%%

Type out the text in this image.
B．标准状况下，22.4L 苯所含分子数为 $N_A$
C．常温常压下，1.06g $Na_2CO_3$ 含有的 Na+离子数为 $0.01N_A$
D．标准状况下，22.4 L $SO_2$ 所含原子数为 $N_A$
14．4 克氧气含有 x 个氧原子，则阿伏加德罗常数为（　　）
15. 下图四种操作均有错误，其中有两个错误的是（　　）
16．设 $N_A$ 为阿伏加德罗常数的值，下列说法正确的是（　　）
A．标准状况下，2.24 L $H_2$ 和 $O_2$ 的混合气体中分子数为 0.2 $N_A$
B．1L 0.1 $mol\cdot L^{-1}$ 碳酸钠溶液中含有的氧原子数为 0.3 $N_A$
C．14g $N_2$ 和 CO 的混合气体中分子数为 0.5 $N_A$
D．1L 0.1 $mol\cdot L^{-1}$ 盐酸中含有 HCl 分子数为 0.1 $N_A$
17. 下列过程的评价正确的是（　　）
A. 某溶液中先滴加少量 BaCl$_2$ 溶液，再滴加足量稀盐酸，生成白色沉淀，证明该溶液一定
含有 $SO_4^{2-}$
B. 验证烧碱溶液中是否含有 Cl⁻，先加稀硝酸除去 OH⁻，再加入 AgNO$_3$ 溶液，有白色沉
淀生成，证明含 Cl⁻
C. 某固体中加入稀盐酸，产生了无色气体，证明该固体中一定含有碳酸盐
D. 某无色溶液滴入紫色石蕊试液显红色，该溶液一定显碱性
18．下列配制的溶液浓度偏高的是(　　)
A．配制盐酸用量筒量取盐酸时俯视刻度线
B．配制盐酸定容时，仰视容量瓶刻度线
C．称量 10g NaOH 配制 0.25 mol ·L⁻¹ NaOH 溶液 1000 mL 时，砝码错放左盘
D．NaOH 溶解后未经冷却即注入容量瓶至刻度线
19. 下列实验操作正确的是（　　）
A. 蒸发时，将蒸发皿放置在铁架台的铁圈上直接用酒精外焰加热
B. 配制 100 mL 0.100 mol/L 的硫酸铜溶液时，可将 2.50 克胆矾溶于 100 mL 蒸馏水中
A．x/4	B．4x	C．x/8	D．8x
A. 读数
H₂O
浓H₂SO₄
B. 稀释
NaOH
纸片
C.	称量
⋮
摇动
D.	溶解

%%
%%

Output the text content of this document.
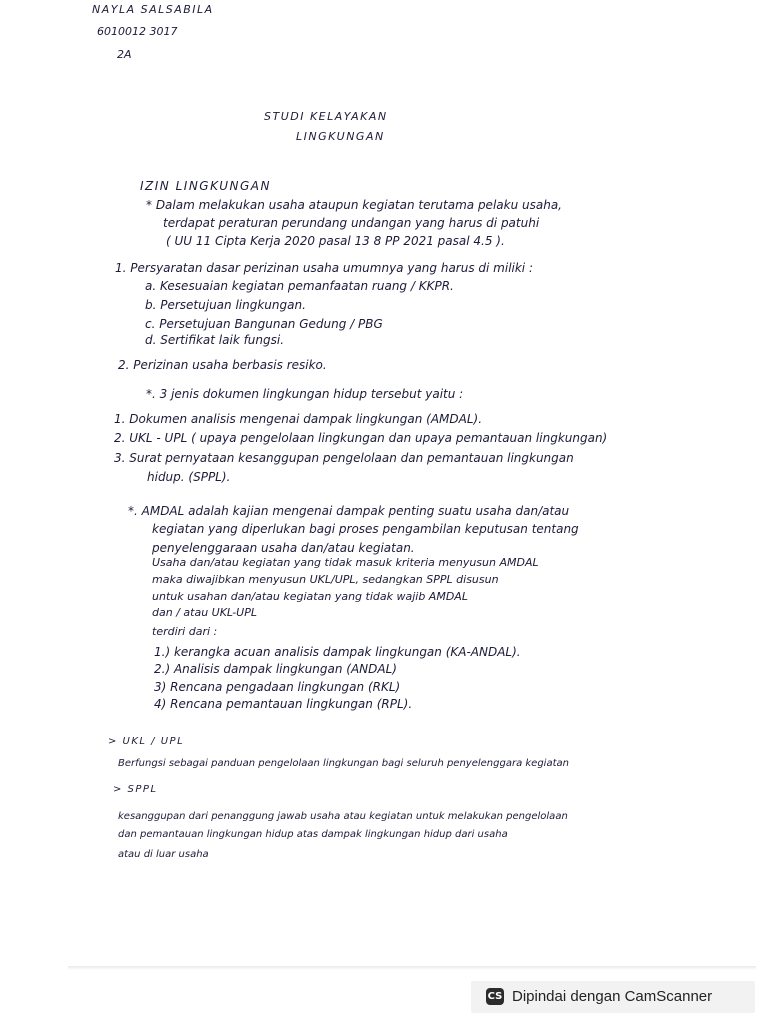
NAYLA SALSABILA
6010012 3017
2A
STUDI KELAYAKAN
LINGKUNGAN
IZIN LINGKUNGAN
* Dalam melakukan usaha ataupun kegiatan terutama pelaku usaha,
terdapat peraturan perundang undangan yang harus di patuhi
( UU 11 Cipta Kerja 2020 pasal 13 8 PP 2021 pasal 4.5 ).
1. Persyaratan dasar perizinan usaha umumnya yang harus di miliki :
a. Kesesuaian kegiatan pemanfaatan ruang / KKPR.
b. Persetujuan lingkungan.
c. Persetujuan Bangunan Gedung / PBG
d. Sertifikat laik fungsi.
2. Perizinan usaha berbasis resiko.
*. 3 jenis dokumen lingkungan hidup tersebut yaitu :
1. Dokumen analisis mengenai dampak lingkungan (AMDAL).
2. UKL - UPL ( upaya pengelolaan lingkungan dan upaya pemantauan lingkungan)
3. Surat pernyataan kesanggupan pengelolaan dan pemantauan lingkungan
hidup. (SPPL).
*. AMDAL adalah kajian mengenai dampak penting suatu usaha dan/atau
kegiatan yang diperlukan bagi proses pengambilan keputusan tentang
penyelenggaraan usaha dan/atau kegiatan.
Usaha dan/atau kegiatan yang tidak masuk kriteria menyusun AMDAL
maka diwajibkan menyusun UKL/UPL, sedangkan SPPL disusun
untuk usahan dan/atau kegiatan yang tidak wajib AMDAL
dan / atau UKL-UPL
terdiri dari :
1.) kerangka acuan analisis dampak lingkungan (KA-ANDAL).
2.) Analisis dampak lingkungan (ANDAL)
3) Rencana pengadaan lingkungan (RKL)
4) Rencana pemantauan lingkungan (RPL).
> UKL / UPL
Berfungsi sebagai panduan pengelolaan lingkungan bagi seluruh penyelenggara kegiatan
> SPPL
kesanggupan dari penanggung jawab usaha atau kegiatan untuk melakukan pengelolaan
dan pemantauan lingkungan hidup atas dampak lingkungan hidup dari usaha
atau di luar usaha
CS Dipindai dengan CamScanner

%%

**Problem description:** State, as a bare number, how many lines of the listing hold the word "的混合气体中分子数为".

**Right answer:** 2